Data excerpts
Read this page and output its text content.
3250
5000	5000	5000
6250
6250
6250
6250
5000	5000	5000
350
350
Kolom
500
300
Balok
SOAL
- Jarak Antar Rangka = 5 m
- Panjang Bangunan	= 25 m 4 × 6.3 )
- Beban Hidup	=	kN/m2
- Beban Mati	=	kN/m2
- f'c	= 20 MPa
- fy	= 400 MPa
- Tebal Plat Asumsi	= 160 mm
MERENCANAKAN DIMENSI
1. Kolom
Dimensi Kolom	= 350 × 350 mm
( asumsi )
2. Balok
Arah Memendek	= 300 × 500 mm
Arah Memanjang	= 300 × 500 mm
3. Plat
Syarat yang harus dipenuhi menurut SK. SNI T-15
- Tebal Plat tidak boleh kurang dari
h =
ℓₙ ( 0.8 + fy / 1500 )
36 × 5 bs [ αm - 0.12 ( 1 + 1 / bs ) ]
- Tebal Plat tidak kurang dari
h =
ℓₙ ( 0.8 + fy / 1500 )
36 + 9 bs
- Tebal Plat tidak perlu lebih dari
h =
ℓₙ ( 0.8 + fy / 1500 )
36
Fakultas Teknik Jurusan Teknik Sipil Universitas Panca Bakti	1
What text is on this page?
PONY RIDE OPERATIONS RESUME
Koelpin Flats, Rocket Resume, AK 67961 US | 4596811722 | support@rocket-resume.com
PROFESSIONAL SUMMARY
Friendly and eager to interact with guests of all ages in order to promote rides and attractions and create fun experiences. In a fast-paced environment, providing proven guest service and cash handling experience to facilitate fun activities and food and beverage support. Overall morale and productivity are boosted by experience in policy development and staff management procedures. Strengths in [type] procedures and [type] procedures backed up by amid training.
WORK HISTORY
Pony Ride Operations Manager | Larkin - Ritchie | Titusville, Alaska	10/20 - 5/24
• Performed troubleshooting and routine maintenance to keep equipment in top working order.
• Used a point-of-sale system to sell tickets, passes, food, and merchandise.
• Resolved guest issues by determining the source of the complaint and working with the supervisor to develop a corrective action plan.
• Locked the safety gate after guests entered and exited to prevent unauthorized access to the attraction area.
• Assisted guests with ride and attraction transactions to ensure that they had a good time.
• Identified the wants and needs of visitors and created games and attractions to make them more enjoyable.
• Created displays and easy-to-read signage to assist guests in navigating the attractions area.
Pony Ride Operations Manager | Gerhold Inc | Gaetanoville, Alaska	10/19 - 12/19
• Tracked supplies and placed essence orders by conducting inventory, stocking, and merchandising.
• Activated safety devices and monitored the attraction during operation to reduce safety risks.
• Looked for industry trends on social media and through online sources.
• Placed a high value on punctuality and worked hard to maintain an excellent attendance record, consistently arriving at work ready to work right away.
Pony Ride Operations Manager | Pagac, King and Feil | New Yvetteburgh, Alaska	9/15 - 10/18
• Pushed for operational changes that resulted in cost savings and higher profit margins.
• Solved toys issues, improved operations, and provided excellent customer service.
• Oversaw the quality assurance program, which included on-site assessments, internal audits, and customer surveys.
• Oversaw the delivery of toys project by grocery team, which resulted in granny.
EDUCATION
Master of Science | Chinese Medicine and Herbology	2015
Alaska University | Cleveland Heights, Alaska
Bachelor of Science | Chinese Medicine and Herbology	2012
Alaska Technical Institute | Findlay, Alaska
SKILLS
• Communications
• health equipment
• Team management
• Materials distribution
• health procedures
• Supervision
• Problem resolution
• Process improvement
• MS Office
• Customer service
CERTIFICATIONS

Task goal
Copy every record exactly as presented.

Problem solution
Read this page and output its text content.
3250
5000	5000	5000
6250
6250
6250
6250
5000	5000	5000
350
350
Kolom
500
300
Balok
SOAL
- Jarak Antar Rangka = 5 m
- Panjang Bangunan	= 25 m 4 × 6.3 )
- Beban Hidup	=	kN/m2
- Beban Mati	=	kN/m2
- f'c	= 20 MPa
- fy	= 400 MPa
- Tebal Plat Asumsi	= 160 mm
MERENCANAKAN DIMENSI
1. Kolom
Dimensi Kolom	= 350 × 350 mm
( asumsi )
2. Balok
Arah Memendek	= 300 × 500 mm
Arah Memanjang	= 300 × 500 mm
3. Plat
Syarat yang harus dipenuhi menurut SK. SNI T-15
- Tebal Plat tidak boleh kurang dari
h =
ℓₙ ( 0.8 + fy / 1500 )
36 × 5 bs [ αm - 0.12 ( 1 + 1 / bs ) ]
- Tebal Plat tidak kurang dari
h =
ℓₙ ( 0.8 + fy / 1500 )
36 + 9 bs
- Tebal Plat tidak perlu lebih dari
h =
ℓₙ ( 0.8 + fy / 1500 )
36
Fakultas Teknik Jurusan Teknik Sipil Universitas Panca Bakti	1
What text is on this page?
PONY RIDE OPERATIONS RESUME
Koelpin Flats, Rocket Resume, AK 67961 US | 4596811722 | support@rocket-resume.com
PROFESSIONAL SUMMARY
Friendly and eager to interact with guests of all ages in order to promote rides and attractions and create fun experiences. In a fast-paced environment, providing proven guest service and cash handling experience to facilitate fun activities and food and beverage support. Overall morale and productivity are boosted by experience in policy development and staff management procedures. Strengths in [type] procedures and [type] procedures backed up by amid training.
WORK HISTORY
Pony Ride Operations Manager | Larkin - Ritchie | Titusville, Alaska	10/20 - 5/24
• Performed troubleshooting and routine maintenance to keep equipment in top working order.
• Used a point-of-sale system to sell tickets, passes, food, and merchandise.
• Resolved guest issues by determining the source of the complaint and working with the supervisor to develop a corrective action plan.
• Locked the safety gate after guests entered and exited to prevent unauthorized access to the attraction area.
• Assisted guests with ride and attraction transactions to ensure that they had a good time.
• Identified the wants and needs of visitors and created games and attractions to make them more enjoyable.
• Created displays and easy-to-read signage to assist guests in navigating the attractions area.
Pony Ride Operations Manager | Gerhold Inc | Gaetanoville, Alaska	10/19 - 12/19
• Tracked supplies and placed essence orders by conducting inventory, stocking, and merchandising.
• Activated safety devices and monitored the attraction during operation to reduce safety risks.
• Looked for industry trends on social media and through online sources.
• Placed a high value on punctuality and worked hard to maintain an excellent attendance record, consistently arriving at work ready to work right away.
Pony Ride Operations Manager | Pagac, King and Feil | New Yvetteburgh, Alaska	9/15 - 10/18
• Pushed for operational changes that resulted in cost savings and higher profit margins.
• Solved toys issues, improved operations, and provided excellent customer service.
• Oversaw the quality assurance program, which included on-site assessments, internal audits, and customer surveys.
• Oversaw the delivery of toys project by grocery team, which resulted in granny.
EDUCATION
Master of Science | Chinese Medicine and Herbology	2015
Alaska University | Cleveland Heights, Alaska
Bachelor of Science | Chinese Medicine and Herbology	2012
Alaska Technical Institute | Findlay, Alaska
SKILLS
• Communications
• health equipment
• Team management
• Materials distribution
• health procedures
• Supervision
• Problem resolution
• Process improvement
• MS Office
• Customer service
CERTIFICATIONS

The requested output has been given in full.